[Rows from a layout dataset]

******************************

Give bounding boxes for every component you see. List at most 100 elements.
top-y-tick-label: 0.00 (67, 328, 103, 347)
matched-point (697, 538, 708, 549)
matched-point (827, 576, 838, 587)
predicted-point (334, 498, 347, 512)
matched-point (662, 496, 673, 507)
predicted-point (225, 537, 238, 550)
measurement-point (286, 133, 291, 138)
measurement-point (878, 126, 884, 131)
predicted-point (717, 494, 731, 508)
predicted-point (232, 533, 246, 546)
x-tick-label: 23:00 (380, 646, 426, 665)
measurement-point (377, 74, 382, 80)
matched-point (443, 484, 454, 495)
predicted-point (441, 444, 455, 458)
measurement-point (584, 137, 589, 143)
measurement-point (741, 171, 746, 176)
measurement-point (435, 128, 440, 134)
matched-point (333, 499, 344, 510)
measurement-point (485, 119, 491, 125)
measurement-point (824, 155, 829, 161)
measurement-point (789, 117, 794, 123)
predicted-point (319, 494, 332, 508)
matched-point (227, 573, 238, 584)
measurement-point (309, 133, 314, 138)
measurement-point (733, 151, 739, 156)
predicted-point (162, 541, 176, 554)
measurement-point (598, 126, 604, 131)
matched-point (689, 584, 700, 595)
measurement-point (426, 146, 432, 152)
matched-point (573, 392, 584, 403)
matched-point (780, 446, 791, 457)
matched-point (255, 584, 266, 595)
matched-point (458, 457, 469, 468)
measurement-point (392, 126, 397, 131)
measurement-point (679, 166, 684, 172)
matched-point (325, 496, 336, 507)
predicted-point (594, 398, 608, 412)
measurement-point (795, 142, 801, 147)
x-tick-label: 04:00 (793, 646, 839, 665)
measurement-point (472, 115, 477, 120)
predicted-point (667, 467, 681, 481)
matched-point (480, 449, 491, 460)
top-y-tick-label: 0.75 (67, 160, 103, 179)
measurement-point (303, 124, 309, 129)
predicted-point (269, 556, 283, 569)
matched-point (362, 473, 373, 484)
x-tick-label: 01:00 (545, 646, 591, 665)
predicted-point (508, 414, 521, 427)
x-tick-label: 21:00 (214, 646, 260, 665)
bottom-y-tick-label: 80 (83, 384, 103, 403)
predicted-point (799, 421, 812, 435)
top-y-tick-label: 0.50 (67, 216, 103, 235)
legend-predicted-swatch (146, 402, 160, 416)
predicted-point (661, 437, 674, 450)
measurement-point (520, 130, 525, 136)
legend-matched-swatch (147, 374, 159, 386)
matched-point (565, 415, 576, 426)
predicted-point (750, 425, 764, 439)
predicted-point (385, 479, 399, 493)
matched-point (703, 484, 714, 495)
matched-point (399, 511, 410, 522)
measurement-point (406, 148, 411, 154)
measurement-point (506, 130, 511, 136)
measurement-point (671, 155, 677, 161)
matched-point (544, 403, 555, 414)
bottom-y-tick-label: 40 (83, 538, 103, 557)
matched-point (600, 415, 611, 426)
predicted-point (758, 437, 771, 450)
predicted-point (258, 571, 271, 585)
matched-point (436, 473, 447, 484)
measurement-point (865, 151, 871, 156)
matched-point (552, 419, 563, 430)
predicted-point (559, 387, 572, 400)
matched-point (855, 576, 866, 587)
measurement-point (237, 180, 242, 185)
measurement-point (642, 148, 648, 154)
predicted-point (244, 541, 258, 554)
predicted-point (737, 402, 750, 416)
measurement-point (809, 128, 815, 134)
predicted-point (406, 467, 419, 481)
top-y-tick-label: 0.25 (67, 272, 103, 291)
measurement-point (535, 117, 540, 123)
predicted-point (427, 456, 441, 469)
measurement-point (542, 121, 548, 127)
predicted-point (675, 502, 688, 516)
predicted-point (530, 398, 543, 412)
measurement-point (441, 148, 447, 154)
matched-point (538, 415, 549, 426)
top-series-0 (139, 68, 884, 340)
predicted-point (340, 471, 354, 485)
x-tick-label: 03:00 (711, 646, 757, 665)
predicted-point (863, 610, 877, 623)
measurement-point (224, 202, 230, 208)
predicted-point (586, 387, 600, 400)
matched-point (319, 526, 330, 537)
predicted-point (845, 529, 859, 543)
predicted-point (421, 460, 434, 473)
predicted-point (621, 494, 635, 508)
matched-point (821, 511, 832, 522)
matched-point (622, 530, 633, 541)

******************************

EXERCISE DETAILS
Turn every line of the items above into a numbered list, leaving out any blank lines.

ANSWER FOR THE TASK
1. Give bounding boxes for every component you see. List at most 100 elements.
2. top-y-tick-label: 0.00 (67, 328, 103, 347)
3. matched-point (697, 538, 708, 549)
4. matched-point (827, 576, 838, 587)
5. predicted-point (334, 498, 347, 512)
6. matched-point (662, 496, 673, 507)
7. predicted-point (225, 537, 238, 550)
8. measurement-point (286, 133, 291, 138)
9. measurement-point (878, 126, 884, 131)
10. predicted-point (717, 494, 731, 508)
11. predicted-point (232, 533, 246, 546)
12. x-tick-label: 23:00 (380, 646, 426, 665)
13. measurement-point (377, 74, 382, 80)
14. matched-point (443, 484, 454, 495)
15. predicted-point (441, 444, 455, 458)
16. measurement-point (584, 137, 589, 143)
17. measurement-point (741, 171, 746, 176)
18. measurement-point (435, 128, 440, 134)
19. matched-point (333, 499, 344, 510)
20. measurement-point (485, 119, 491, 125)
21. measurement-point (824, 155, 829, 161)
22. measurement-point (789, 117, 794, 123)
23. predicted-point (319, 494, 332, 508)
24. matched-point (227, 573, 238, 584)
25. measurement-point (309, 133, 314, 138)
26. measurement-point (733, 151, 739, 156)
27. predicted-point (162, 541, 176, 554)
28. measurement-point (598, 126, 604, 131)
29. matched-point (689, 584, 700, 595)
30. measurement-point (426, 146, 432, 152)
31. matched-point (573, 392, 584, 403)
32. matched-point (780, 446, 791, 457)
33. matched-point (255, 584, 266, 595)
34. matched-point (458, 457, 469, 468)
35. measurement-point (392, 126, 397, 131)
36. measurement-point (679, 166, 684, 172)
37. matched-point (325, 496, 336, 507)
38. predicted-point (594, 398, 608, 412)
39. measurement-point (795, 142, 801, 147)
40. x-tick-label: 04:00 (793, 646, 839, 665)
41. measurement-point (472, 115, 477, 120)
42. predicted-point (667, 467, 681, 481)
43. matched-point (480, 449, 491, 460)
44. top-y-tick-label: 0.75 (67, 160, 103, 179)
45. measurement-point (303, 124, 309, 129)
46. predicted-point (269, 556, 283, 569)
47. matched-point (362, 473, 373, 484)
48. x-tick-label: 01:00 (545, 646, 591, 665)
49. predicted-point (508, 414, 521, 427)
50. x-tick-label: 21:00 (214, 646, 260, 665)
51. bottom-y-tick-label: 80 (83, 384, 103, 403)
52. predicted-point (799, 421, 812, 435)
53. top-y-tick-label: 0.50 (67, 216, 103, 235)
54. legend-predicted-swatch (146, 402, 160, 416)
55. predicted-point (661, 437, 674, 450)
56. measurement-point (520, 130, 525, 136)
57. legend-matched-swatch (147, 374, 159, 386)
58. matched-point (565, 415, 576, 426)
59. predicted-point (750, 425, 764, 439)
60. predicted-point (385, 479, 399, 493)
61. matched-point (703, 484, 714, 495)
62. matched-point (399, 511, 410, 522)
63. measurement-point (406, 148, 411, 154)
64. measurement-point (506, 130, 511, 136)
65. measurement-point (671, 155, 677, 161)
66. matched-point (544, 403, 555, 414)
67. bottom-y-tick-label: 40 (83, 538, 103, 557)
68. matched-point (600, 415, 611, 426)
69. predicted-point (758, 437, 771, 450)
70. predicted-point (258, 571, 271, 585)
71. matched-point (436, 473, 447, 484)
72. measurement-point (865, 151, 871, 156)
73. matched-point (552, 419, 563, 430)
74. predicted-point (559, 387, 572, 400)
75. matched-point (855, 576, 866, 587)
76. measurement-point (237, 180, 242, 185)
77. measurement-point (642, 148, 648, 154)
78. predicted-point (244, 541, 258, 554)
79. predicted-point (737, 402, 750, 416)
80. measurement-point (809, 128, 815, 134)
81. predicted-point (406, 467, 419, 481)
82. top-y-tick-label: 0.25 (67, 272, 103, 291)
83. measurement-point (535, 117, 540, 123)
84. predicted-point (427, 456, 441, 469)
85. measurement-point (542, 121, 548, 127)
86. predicted-point (675, 502, 688, 516)
87. predicted-point (530, 398, 543, 412)
88. measurement-point (441, 148, 447, 154)
89. matched-point (538, 415, 549, 426)
90. top-series-0 (139, 68, 884, 340)
91. predicted-point (340, 471, 354, 485)
92. x-tick-label: 03:00 (711, 646, 757, 665)
93. predicted-point (863, 610, 877, 623)
94. measurement-point (224, 202, 230, 208)
95. predicted-point (586, 387, 600, 400)
96. matched-point (319, 526, 330, 537)
97. predicted-point (845, 529, 859, 543)
98. predicted-point (421, 460, 434, 473)
99. predicted-point (621, 494, 635, 508)
100. matched-point (821, 511, 832, 522)
101. matched-point (622, 530, 633, 541)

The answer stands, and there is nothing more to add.